• _STATED GOAL_
For every line in the records that has the word "this", make a copy.

Collected data entries:
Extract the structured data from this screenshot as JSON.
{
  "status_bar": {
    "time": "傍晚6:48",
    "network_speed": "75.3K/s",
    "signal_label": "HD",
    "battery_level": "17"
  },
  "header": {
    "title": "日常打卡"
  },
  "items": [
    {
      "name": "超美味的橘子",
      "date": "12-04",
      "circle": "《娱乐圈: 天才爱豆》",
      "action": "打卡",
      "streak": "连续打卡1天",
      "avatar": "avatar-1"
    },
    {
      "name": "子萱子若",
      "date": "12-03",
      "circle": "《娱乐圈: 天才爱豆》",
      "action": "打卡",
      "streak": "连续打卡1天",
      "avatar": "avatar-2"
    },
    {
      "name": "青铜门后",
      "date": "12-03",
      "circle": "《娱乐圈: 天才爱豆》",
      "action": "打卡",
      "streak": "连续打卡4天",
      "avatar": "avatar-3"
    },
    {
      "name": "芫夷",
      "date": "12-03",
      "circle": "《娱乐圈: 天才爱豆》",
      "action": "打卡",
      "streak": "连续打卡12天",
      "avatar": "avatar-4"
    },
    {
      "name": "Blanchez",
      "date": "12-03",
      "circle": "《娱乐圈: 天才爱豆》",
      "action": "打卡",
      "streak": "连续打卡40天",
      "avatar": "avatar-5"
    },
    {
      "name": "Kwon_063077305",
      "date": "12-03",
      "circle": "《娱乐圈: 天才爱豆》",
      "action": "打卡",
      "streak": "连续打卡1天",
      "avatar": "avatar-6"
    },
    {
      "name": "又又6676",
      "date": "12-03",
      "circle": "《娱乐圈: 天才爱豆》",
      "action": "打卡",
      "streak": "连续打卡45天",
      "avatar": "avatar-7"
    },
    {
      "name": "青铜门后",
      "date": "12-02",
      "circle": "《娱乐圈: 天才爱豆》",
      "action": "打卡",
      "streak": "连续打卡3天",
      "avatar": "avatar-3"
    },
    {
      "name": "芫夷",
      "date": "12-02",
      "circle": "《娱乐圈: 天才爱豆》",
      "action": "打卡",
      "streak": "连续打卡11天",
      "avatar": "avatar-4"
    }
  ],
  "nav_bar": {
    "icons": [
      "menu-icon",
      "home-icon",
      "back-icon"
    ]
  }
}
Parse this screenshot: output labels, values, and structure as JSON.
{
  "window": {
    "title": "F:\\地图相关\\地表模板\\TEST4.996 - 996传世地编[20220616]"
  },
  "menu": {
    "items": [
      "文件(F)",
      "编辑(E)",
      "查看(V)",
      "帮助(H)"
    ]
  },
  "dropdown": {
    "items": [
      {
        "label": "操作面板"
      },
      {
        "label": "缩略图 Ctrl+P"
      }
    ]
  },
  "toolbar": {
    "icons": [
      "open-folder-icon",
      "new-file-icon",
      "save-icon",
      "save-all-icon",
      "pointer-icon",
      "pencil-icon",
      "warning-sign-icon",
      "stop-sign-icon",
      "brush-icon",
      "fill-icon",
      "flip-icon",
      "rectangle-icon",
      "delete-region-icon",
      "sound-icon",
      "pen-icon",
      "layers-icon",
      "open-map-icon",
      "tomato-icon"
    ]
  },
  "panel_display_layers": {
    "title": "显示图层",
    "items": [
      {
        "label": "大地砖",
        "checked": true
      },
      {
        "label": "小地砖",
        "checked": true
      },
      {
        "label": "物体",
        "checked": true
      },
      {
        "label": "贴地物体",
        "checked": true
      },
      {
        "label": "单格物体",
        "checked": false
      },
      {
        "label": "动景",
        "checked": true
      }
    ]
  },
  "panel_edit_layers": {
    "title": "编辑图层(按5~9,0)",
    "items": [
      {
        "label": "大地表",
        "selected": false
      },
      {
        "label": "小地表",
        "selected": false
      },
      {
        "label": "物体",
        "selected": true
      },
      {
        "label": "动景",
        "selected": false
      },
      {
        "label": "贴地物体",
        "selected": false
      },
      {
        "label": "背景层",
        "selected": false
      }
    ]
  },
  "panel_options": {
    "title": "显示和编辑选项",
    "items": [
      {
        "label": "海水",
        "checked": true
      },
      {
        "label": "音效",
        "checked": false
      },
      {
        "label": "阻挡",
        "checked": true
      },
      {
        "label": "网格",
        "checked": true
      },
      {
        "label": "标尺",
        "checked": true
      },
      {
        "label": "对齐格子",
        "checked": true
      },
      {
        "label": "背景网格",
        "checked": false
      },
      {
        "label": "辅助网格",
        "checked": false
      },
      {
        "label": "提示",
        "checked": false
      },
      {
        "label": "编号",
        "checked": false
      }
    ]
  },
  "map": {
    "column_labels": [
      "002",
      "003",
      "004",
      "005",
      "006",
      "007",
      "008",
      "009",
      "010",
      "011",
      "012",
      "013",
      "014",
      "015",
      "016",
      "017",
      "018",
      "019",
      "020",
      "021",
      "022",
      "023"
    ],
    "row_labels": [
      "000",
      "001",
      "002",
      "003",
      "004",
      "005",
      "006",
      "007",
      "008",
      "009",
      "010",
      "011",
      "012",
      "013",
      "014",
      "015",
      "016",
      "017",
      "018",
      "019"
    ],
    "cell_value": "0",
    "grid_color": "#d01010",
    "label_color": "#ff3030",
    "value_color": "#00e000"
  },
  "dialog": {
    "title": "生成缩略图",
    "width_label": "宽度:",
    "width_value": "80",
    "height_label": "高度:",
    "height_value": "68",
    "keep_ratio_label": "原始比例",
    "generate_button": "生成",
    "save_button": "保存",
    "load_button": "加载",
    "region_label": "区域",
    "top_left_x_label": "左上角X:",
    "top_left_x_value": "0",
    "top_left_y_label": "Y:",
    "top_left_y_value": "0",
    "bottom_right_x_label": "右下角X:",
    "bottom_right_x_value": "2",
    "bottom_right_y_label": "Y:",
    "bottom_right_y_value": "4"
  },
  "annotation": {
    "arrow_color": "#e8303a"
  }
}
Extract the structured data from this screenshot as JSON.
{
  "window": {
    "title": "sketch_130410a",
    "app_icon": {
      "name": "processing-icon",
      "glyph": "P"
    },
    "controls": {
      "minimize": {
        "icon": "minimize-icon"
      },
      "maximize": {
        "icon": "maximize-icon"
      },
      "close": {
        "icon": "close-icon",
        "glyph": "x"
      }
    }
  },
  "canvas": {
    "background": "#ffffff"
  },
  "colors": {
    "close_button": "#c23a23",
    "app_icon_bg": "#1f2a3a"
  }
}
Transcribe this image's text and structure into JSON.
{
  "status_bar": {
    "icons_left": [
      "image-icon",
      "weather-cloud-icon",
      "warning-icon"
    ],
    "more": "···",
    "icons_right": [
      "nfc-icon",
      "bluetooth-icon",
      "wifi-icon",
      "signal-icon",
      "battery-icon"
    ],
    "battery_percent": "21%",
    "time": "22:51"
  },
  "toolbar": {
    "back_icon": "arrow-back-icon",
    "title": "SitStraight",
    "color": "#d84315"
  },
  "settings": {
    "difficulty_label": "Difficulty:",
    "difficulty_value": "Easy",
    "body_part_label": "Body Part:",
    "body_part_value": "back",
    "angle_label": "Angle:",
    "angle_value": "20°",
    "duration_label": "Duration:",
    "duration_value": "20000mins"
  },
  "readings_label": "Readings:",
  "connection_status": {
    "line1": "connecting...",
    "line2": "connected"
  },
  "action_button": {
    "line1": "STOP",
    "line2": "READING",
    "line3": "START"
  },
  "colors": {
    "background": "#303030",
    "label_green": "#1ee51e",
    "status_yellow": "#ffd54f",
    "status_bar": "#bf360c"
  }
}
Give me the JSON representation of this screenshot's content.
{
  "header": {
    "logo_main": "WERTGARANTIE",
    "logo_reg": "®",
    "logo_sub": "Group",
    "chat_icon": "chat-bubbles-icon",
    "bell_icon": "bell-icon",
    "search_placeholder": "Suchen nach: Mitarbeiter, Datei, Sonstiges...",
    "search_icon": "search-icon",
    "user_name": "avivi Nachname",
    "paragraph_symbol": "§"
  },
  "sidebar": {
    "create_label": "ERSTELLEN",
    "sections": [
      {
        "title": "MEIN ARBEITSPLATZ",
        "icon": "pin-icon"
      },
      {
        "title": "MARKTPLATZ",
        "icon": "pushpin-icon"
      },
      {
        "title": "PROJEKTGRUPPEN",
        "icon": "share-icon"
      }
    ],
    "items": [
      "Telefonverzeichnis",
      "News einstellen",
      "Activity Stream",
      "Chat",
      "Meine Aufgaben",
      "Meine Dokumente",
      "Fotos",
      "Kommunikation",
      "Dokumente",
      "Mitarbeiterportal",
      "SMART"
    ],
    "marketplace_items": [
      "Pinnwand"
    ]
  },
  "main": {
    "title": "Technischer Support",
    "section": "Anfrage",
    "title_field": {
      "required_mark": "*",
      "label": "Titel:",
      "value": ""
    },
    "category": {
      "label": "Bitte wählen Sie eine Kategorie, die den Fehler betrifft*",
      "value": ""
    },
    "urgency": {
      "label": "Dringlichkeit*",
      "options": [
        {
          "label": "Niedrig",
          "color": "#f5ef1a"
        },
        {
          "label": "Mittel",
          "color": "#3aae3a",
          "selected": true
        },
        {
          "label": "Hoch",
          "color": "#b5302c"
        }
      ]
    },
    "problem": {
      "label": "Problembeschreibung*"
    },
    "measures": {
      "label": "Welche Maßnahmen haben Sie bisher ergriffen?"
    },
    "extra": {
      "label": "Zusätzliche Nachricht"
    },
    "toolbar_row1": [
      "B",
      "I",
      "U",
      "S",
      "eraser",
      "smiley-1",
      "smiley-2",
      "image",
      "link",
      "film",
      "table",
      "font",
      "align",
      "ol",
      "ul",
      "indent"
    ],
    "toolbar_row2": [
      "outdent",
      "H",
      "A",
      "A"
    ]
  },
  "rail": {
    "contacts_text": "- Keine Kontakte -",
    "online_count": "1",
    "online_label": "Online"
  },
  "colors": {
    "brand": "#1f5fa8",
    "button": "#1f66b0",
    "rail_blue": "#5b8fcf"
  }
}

• _SOLUTION TO THE PROBLEM_
Extract the structured data from this screenshot as JSON.
Parse this screenshot: output labels, values, and structure as JSON.
Extract the structured data from this screenshot as JSON.
Transcribe this image's text and structure into JSON.
Give me the JSON representation of this screenshot's content.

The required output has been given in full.